TASK TO CARRY OUT:
Report every line from the material that contains the word "more".

Collected data entries:
※

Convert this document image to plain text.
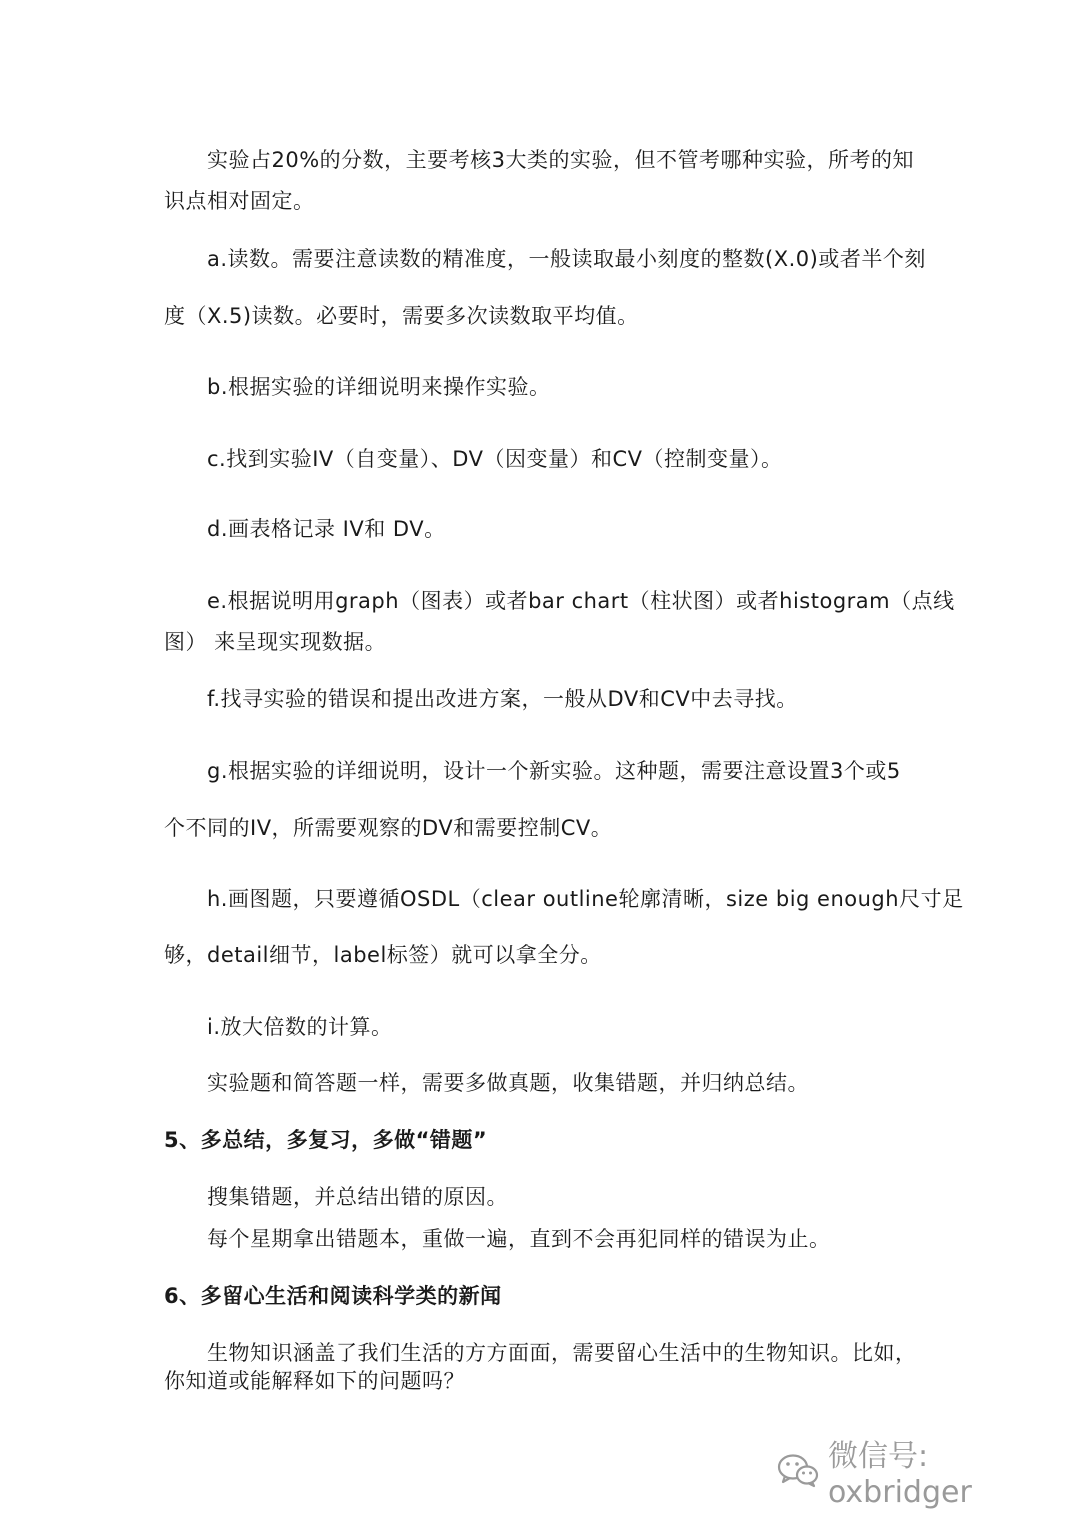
实验占20%的分数，主要考核3大类的实验，但不管考哪种实验，所考的知
识点相对固定。
a.读数。需要注意读数的精准度，一般读取最小刻度的整数(X.0)或者半个刻
度（X.5)读数。必要时，需要多次读数取平均值。
b.根据实验的详细说明来操作实验。
c.找到实验IV（自变量）、DV（因变量）和CV（控制变量）。
d.画表格记录 IV和 DV。
e.根据说明用graph（图表）或者bar chart（柱状图）或者histogram（点线
图） 来呈现实现数据。
f.找寻实验的错误和提出改进方案，一般从DV和CV中去寻找。
g.根据实验的详细说明，设计一个新实验。这种题，需要注意设置3个或5
个不同的IV，所需要观察的DV和需要控制CV。
h.画图题，只要遵循OSDL（clear outline轮廓清晰，size big enough尺寸足
够，detail细节，label标签）就可以拿全分。
i.放大倍数的计算。
实验题和简答题一样，需要多做真题，收集错题，并归纳总结。
5、多总结，多复习，多做“错题”
搜集错题，并总结出错的原因。
每个星期拿出错题本，重做一遍，直到不会再犯同样的错误为止。
6、多留心生活和阅读科学类的新闻
生物知识涵盖了我们生活的方方面面，需要留心生活中的生物知识。比如，
你知道或能解释如下的问题吗？
微信号: oxbridger
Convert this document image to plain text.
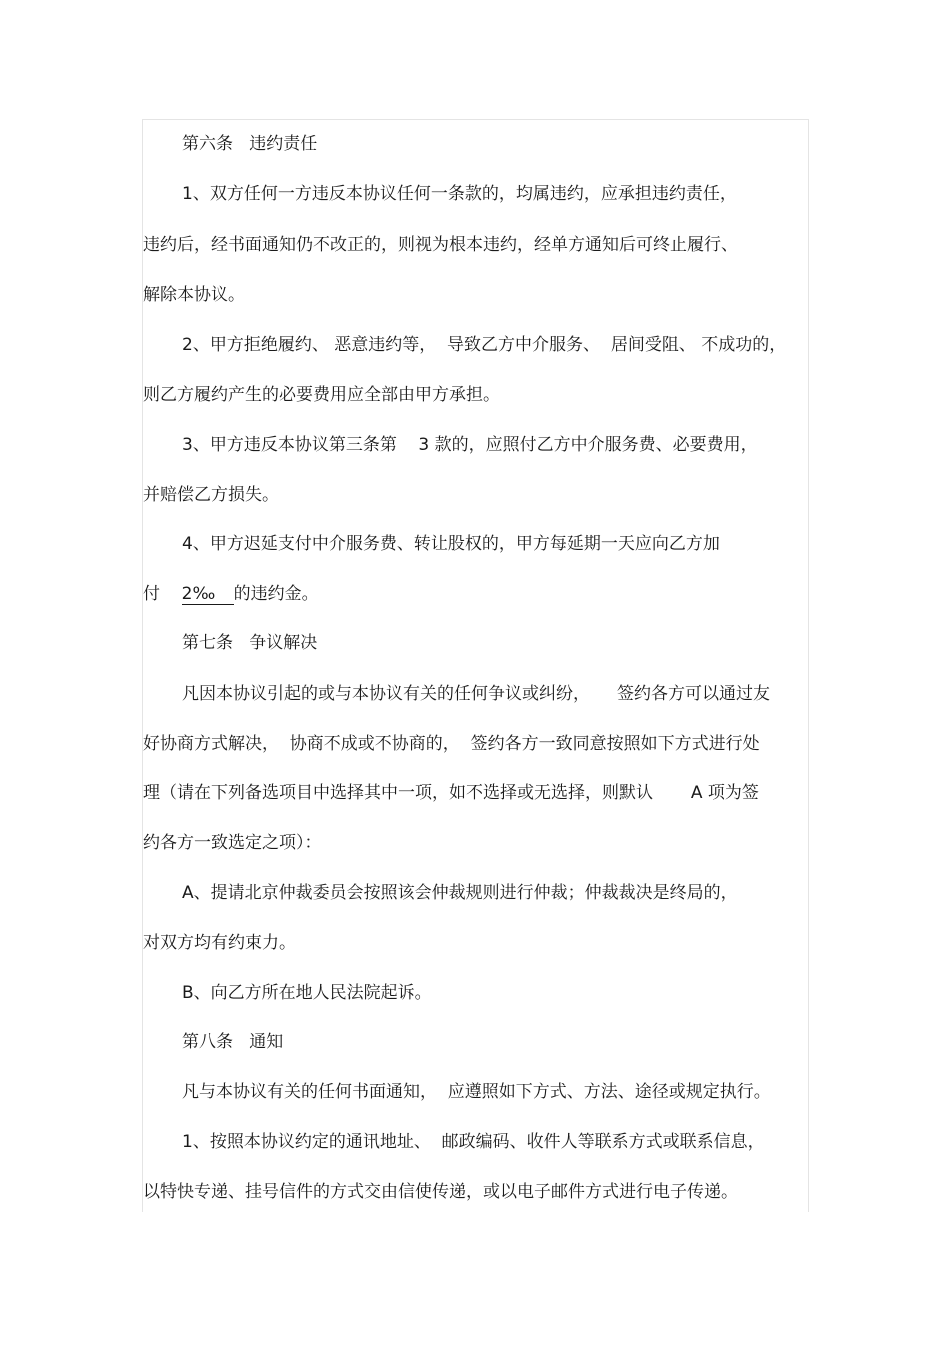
第六条   违约责任

1、双方任何一方违反本协议任何一条款的，均属违约，应承担违约责任，

违约后，经书面通知仍不改正的，则视为根本违约，经单方通知后可终止履行、

解除本协议。

2、甲方拒绝履约、 恶意违约等，  导致乙方中介服务、  居间受阻、 不成功的，

则乙方履约产生的必要费用应全部由甲方承担。

3、甲方违反本协议第三条第    3 款的，应照付乙方中介服务费、必要费用，

并赔偿乙方损失。

4、甲方迟延支付中介服务费、转让股权的，甲方每延期一天应向乙方加

付 2‰ 的违约金。

第七条   争议解决

凡因本协议引起的或与本协议有关的任何争议或纠纷，     签约各方可以通过友

好协商方式解决，  协商不成或不协商的，  签约各方一致同意按照如下方式进行处

理（请在下列备选项目中选择其中一项，如不选择或无选择，则默认       A 项为签

约各方一致选定之项）：

A、提请北京仲裁委员会按照该会仲裁规则进行仲裁；仲裁裁决是终局的，

对双方均有约束力。

B、向乙方所在地人民法院起诉。

第八条   通知

凡与本协议有关的任何书面通知，  应遵照如下方式、方法、途径或规定执行。

1、按照本协议约定的通讯地址、  邮政编码、收件人等联系方式或联系信息，

以特快专递、挂号信件的方式交由信使传递，或以电子邮件方式进行电子传递。
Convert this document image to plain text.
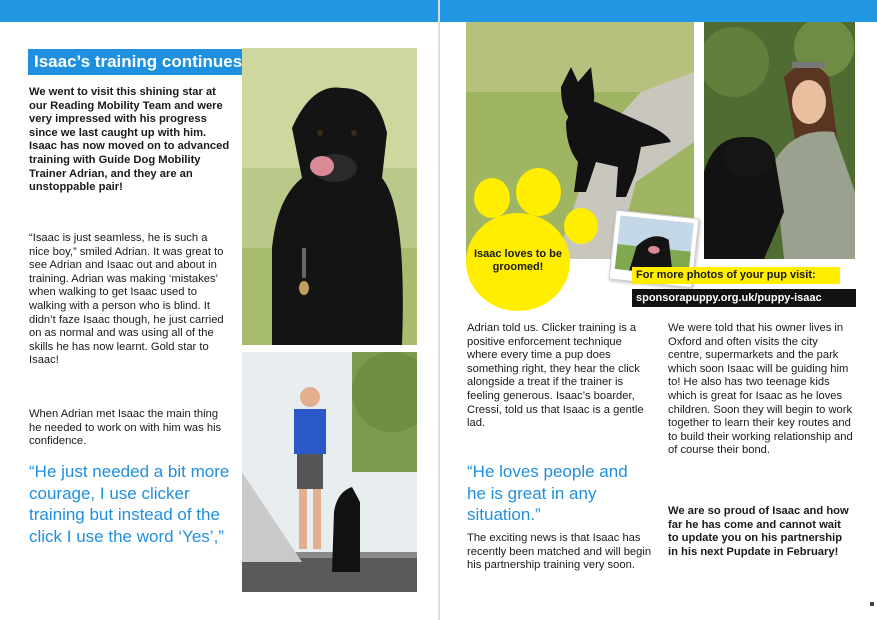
Isaac’s training continues
We went to visit this shining star at our Reading Mobility Team and were very impressed with his progress since we last caught up with him. Isaac has now moved on to advanced training with Guide Dog Mobility Trainer Adrian, and they are an unstoppable pair!
“Isaac is just seamless, he is such a nice boy,” smiled Adrian. It was great to see Adrian and Isaac out and about in training. Adrian was making ‘mistakes’ when walking to get Isaac used to walking with a person who is blind. It didn’t faze Isaac though, he just carried on as normal and was using all of the skills he has now learnt. Gold star to Isaac!
When Adrian met Isaac the main thing he needed to work on with him was his confidence.
“He just needed a bit more courage, I use clicker training but instead of the click I use the word ‘Yes’,”
Isaac loves to be groomed!
For more photos of your pup visit:
sponsorapuppy.org.uk/puppy-isaac
Adrian told us. Clicker training is a positive enforcement technique where every time a pup does something right, they hear the click alongside a treat if the trainer is feeling generous. Isaac’s boarder, Cressi, told us that Isaac is a gentle lad.
“He loves people and he is great in any situation.”
The exciting news is that Isaac has recently been matched and will begin his partnership training very soon.
We were told that his owner lives in Oxford and often visits the city centre, supermarkets and the park which soon Isaac will be guiding him to! He also has two teenage kids which is great for Isaac as he loves children. Soon they will begin to work together to learn their key routes and to build their working relationship and of course their bond.
We are so proud of Isaac and how far he has come and cannot wait to update you on his partnership in his next Pupdate in February!
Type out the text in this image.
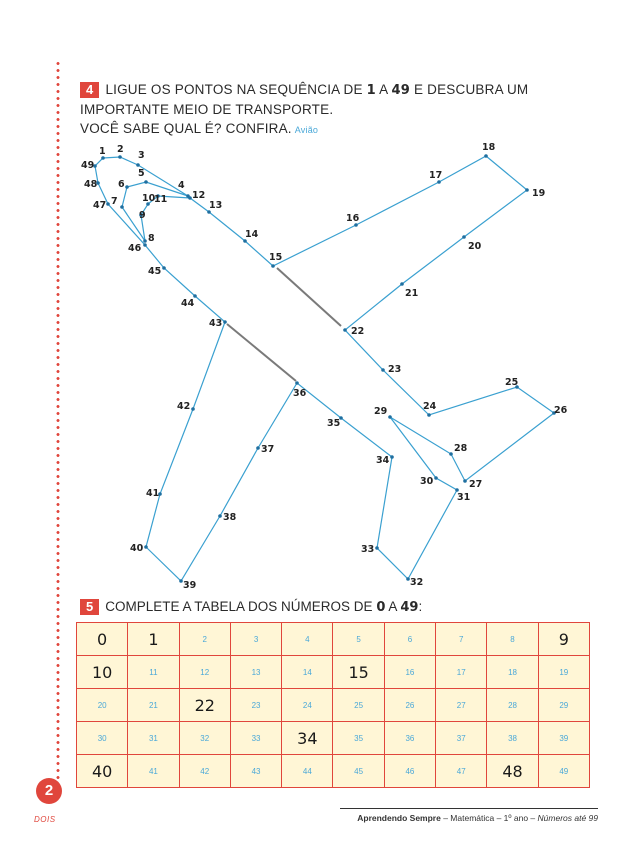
4 LIGUE OS PONTOS NA SEQUÊNCIA DE 1 A 49 E DESCUBRA UM
IMPORTANTE MEIO DE TRANSPORTE.
VOCÊ SABE QUAL É? CONFIRA. Avião
1 2
3
4
5
6
7
8
9
10
11	12
13
14
15
16
17
18
19
20
21
22
23
24
25
26
27
28
29
30
31
32
33
34
35
36
37
38
39
40
41
42
43
44
45
46
47
48
49
5 COMPLETE A TABELA DOS NÚMEROS DE 0 A 49:
0	1	2	3	4	5	6	7	8	9
10	11	12	13	14	15	16	17	18	19
20	21	22	23	24	25	26	27	28	29
30	31	32	33	34	35	36	37	38	39
40	41	42	43	44	45	46	47	48	49
2
DOIS	Aprendendo Sempre – Matemática – 1º ano – Números até 99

※

WORKED SOLUTION:
“He just needed a bit more courage, I use clicker training but instead of the click I use the word ‘Yes’,”
For more photos of your pup visit:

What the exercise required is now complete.